Photographer's stark images capture lives of refugees
Photographer's stark images capture lives of refugees
LONDON – Photographer Giles Duley travelled to countries in the Middle East and Europe in 2015 and 2016 documenting the refugee crisis, in partnership with UNHCR, the UN Refugee Agency.
The resulting images, shot on celluloid film mostly in black and white giving them a timeless quality, have been assembled and published as a book, I can only tell you what my eyes see.
Duley is renowned for his humanitarian photographic work. It has taken him into the lives of men, women and children uprooted by war and persecution, yet who resolutely make the most of their lives.
“Giles has pictured their encounters with a new reality, that of life as a refugee – walking, grieving, playing, resting, questioning, teaching, thinking. Trying to survive, seeking ways to rebuild their lives,” United Nations High Commissioner Filippo Grandi writes in the introduction. “The result is a collection of images of powerful and arresting intimacy.

Dataset entries:
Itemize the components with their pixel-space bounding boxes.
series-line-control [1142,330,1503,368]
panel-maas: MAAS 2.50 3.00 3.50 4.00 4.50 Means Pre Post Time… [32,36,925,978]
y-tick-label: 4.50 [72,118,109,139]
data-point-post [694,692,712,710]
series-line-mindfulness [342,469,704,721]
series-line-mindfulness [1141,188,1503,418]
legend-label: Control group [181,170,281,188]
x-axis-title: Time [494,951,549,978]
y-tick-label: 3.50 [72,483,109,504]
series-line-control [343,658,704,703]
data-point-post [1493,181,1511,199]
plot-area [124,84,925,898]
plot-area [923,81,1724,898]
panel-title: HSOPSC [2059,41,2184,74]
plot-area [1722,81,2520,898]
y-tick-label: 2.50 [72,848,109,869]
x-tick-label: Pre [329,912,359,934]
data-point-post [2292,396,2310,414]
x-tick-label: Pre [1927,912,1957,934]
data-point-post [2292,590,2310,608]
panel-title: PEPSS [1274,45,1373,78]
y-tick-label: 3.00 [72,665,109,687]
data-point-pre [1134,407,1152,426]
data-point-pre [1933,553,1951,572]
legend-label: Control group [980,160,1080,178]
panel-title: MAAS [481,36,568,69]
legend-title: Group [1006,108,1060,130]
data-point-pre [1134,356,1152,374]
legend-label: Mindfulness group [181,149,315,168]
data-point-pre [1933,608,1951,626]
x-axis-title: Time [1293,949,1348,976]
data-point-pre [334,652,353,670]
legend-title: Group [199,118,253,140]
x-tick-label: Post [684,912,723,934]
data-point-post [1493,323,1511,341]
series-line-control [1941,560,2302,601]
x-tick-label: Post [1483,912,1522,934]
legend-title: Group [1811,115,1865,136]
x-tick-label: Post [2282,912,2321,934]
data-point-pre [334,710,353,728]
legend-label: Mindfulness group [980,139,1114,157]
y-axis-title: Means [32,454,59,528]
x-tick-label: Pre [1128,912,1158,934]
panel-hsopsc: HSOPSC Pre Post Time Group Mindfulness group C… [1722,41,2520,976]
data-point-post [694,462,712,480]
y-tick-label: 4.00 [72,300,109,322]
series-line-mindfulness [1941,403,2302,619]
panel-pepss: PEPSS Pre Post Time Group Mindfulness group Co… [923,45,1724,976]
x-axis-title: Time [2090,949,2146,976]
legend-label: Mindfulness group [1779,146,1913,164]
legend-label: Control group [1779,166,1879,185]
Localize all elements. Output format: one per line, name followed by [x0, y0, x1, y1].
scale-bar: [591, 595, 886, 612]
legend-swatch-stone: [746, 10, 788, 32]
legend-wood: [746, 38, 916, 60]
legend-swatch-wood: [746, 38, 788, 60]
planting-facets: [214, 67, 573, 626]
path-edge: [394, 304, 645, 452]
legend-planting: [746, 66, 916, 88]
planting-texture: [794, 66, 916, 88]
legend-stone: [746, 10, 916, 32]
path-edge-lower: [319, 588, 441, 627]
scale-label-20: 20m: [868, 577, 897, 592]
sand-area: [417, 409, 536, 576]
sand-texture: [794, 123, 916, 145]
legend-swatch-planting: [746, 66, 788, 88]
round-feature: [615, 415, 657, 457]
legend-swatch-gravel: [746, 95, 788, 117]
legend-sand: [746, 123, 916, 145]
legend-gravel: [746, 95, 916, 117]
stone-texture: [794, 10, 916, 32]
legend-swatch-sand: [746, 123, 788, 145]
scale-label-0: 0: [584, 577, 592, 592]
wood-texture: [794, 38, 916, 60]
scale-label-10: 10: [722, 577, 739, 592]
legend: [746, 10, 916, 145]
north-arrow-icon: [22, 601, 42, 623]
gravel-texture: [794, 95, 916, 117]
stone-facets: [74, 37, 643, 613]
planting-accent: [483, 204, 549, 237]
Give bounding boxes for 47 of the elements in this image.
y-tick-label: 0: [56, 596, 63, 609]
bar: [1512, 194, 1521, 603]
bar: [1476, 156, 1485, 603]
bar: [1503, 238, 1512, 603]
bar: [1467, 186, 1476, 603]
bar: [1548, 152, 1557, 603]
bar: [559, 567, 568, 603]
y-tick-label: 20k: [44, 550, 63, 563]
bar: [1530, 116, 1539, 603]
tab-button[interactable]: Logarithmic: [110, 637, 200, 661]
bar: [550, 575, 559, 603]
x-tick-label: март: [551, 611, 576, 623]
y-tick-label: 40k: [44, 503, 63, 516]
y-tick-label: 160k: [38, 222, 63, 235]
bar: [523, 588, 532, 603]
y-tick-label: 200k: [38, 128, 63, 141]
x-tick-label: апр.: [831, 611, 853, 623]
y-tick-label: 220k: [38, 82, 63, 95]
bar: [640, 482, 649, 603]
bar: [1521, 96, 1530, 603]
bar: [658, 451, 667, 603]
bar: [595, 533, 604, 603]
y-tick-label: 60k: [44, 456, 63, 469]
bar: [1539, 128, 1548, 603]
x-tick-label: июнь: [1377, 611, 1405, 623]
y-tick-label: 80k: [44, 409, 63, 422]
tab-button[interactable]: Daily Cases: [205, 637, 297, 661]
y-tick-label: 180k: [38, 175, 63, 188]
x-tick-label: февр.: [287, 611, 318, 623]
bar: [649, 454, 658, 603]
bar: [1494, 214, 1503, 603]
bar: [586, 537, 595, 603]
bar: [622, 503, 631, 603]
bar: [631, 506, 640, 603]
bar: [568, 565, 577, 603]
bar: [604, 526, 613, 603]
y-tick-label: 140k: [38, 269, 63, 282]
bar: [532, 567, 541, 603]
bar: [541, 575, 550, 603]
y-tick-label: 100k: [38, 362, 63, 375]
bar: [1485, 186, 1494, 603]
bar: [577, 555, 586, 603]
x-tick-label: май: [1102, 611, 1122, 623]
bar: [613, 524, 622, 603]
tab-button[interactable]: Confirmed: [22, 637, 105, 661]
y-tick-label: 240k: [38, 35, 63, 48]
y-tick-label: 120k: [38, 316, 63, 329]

• Things to do:
1) In the article on Giles Duley's refugee photographs, what is the title of the book the images were published in?
2) List every activity that Filippo Grandi's quote in the article on Giles Duley's refugee photographs names as part of life as a refugee.
3) Resume the article on Giles Duley's refugee photographs from its last sentence.

• Answers:
1) I can only tell you what my eyes see

2) walking, grieving, playing, resting, questioning, teaching, thinking

3)
Duley is himself a war survivor. He lost both legs and his left arm in 2011 when he stepped on an improvised explosive device, or IED, while photographing U.S. troops on patrol in Afghanistan. The blast nearly killed him
He dedicated the book to a Syrian girl, Aya, who has spina bifida, and Khouloud, a Syrian refugee mother paralysed from the neck down by a sniper’s bullet. He met and photographed them with their families in Lebanon where they lived as refugees in makeshift tents. These meetings were a turning point for him.
“When everybody else had given up on me, they were the first to believe in me, that I can tell their stories,” he explained. “They were the ones that gave me my life back. In some small way, I hope this book does that for them.”
The book I can only tell you what my eyes see is published by Saqi Books. All profits are donated to UNHCR to protect the rights and well-being of refugees all over the world. His photos will be exhibited at the Old Truman Brewery gallery in London in October 2017.